■ **WHAT IS REQUIRED**
Search the listing below for the string "this" and copy every line where it occurs.

■ **RECORDS FOR PROCESSING**
--*--

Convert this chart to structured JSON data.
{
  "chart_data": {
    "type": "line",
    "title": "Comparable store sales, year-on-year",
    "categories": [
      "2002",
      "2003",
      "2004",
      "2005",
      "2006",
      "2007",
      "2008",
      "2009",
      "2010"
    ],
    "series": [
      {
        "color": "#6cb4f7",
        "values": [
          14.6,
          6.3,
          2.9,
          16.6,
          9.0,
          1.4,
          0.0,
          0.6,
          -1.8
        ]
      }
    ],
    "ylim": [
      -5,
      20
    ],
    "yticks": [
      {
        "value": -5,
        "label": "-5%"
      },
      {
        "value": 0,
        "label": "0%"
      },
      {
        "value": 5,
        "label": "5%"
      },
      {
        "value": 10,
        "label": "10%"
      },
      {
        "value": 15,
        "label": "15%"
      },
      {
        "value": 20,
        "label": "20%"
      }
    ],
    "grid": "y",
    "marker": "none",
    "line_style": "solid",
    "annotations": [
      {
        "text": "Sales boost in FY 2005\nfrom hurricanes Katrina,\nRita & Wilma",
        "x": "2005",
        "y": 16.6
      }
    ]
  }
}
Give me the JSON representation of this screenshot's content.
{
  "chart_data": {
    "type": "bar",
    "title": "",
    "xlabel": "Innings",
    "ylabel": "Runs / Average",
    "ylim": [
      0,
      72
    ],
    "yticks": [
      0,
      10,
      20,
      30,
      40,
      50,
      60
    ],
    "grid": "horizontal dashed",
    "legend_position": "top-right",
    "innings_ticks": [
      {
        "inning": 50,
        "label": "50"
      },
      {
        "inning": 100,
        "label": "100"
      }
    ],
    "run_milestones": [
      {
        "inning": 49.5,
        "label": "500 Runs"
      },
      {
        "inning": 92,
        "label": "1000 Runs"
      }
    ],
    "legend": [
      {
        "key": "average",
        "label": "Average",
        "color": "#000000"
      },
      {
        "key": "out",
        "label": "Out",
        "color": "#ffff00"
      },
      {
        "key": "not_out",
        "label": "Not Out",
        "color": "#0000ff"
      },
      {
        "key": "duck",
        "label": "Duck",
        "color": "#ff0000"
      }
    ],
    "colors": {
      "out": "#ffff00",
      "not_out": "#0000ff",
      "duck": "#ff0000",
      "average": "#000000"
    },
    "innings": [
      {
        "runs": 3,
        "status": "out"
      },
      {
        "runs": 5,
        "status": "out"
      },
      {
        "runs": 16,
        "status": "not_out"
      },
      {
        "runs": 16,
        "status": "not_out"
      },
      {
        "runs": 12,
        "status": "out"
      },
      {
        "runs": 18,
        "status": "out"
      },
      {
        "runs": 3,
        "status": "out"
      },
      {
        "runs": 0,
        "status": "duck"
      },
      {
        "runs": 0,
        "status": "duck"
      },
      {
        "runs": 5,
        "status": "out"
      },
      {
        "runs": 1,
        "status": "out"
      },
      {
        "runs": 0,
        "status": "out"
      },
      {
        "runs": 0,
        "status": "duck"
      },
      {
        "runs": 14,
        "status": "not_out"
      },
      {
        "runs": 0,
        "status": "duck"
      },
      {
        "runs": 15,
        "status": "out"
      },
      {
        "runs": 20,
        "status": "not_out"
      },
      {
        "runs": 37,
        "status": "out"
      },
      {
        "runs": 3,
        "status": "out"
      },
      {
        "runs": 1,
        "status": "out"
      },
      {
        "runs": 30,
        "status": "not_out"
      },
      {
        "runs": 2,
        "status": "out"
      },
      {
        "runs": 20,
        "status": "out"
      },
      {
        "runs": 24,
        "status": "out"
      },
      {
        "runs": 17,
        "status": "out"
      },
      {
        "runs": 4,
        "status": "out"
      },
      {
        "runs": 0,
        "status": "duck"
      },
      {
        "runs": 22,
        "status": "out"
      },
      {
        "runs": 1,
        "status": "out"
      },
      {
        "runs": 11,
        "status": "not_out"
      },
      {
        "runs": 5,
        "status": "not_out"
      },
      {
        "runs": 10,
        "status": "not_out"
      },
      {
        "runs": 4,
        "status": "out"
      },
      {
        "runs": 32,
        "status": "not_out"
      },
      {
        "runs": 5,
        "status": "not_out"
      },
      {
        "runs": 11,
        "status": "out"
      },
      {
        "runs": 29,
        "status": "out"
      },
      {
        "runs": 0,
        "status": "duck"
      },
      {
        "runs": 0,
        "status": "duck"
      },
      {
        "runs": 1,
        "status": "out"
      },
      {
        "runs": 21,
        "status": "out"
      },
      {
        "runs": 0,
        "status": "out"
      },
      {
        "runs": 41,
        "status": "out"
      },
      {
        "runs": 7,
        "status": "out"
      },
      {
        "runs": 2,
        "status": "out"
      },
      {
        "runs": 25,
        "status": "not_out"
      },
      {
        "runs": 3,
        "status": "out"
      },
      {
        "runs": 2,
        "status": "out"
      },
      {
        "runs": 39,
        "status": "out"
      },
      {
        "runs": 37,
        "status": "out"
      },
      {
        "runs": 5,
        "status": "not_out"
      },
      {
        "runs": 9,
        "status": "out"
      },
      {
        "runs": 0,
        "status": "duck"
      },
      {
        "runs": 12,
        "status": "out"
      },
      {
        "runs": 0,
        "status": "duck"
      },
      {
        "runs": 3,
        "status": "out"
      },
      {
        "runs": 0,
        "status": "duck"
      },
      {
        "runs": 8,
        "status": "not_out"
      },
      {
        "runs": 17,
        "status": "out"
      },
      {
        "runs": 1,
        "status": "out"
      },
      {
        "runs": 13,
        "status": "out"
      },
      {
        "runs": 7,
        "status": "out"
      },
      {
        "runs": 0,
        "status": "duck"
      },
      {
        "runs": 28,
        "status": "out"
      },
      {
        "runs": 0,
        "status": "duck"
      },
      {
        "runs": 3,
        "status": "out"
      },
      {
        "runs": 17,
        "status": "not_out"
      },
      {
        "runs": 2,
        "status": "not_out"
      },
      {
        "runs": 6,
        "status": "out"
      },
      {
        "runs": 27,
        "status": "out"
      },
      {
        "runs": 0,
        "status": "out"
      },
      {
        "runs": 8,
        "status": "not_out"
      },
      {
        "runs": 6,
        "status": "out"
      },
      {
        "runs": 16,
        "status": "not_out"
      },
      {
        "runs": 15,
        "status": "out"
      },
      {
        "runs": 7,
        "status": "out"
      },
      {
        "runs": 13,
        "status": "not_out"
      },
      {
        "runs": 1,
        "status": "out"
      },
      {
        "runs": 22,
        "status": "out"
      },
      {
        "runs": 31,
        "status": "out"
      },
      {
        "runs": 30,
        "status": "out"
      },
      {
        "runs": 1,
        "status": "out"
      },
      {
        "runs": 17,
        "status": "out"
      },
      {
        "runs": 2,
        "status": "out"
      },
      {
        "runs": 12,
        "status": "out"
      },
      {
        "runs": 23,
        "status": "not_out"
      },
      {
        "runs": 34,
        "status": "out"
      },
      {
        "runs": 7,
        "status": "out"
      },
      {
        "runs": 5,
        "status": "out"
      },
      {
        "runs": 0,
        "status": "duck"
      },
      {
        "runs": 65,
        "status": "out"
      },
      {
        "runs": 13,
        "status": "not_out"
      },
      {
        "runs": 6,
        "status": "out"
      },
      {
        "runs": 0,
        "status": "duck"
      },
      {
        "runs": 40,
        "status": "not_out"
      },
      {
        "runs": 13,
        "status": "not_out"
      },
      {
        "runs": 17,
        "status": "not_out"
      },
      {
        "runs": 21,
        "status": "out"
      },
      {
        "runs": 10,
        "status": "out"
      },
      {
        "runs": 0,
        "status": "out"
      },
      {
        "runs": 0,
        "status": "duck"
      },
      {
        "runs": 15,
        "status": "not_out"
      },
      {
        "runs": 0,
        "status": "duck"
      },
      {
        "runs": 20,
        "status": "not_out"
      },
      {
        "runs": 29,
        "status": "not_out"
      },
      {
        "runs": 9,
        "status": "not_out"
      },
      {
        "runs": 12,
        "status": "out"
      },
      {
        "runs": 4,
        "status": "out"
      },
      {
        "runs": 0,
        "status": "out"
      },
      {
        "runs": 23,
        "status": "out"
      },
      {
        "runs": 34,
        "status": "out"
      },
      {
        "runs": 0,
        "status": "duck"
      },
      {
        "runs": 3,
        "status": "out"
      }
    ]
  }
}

--*--

■ **ANSWER FOR THE TASK**
Convert this chart to structured JSON data.
Give me the JSON representation of this screenshot's content.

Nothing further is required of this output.